[START Supplied material]
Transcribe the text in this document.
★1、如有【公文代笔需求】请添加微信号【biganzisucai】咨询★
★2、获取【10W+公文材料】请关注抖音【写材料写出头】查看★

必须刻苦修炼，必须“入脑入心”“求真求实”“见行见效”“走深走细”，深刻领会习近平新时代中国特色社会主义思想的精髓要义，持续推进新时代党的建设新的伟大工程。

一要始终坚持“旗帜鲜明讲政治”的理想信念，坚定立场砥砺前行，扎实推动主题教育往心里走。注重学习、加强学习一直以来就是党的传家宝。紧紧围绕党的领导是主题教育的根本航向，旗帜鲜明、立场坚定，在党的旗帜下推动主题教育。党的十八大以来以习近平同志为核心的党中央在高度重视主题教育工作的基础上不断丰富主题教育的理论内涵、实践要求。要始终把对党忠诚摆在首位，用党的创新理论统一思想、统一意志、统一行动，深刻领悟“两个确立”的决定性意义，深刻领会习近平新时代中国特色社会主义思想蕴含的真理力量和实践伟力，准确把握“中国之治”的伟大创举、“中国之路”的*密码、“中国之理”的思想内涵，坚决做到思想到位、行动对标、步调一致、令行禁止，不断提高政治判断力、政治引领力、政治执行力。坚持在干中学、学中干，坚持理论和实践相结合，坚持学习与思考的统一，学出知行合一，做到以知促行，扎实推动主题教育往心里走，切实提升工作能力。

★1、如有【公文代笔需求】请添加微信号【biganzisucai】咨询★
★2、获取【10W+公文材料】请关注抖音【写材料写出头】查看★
[END Supplied material]
### Short exercise
Nothing in the listing may be changed; retype it all exactly.

### Expected answer
Transcribe the text in this document.
★1、如有【公文代笔需求】请添加微信号【biganzisucai】咨询★
★2、获取【10W+公文材料】请关注抖音【写材料写出头】查看★

必须刻苦修炼，必须“入脑入心”“求真求实”“见行见效”“走深走细”，深刻领会习近平新时代中国特色社会主义思想的精髓要义，持续推进新时代党的建设新的伟大工程。

一要始终坚持“旗帜鲜明讲政治”的理想信念，坚定立场砥砺前行，扎实推动主题教育往心里走。注重学习、加强学习一直以来就是党的传家宝。紧紧围绕党的领导是主题教育的根本航向，旗帜鲜明、立场坚定，在党的旗帜下推动主题教育。党的十八大以来以习近平同志为核心的党中央在高度重视主题教育工作的基础上不断丰富主题教育的理论内涵、实践要求。要始终把对党忠诚摆在首位，用党的创新理论统一思想、统一意志、统一行动，深刻领悟“两个确立”的决定性意义，深刻领会习近平新时代中国特色社会主义思想蕴含的真理力量和实践伟力，准确把握“中国之治”的伟大创举、“中国之路”的*密码、“中国之理”的思想内涵，坚决做到思想到位、行动对标、步调一致、令行禁止，不断提高政治判断力、政治引领力、政治执行力。坚持在干中学、学中干，坚持理论和实践相结合，坚持学习与思考的统一，学出知行合一，做到以知促行，扎实推动主题教育往心里走，切实提升工作能力。

★1、如有【公文代笔需求】请添加微信号【biganzisucai】咨询★
★2、获取【10W+公文材料】请关注抖音【写材料写出头】查看★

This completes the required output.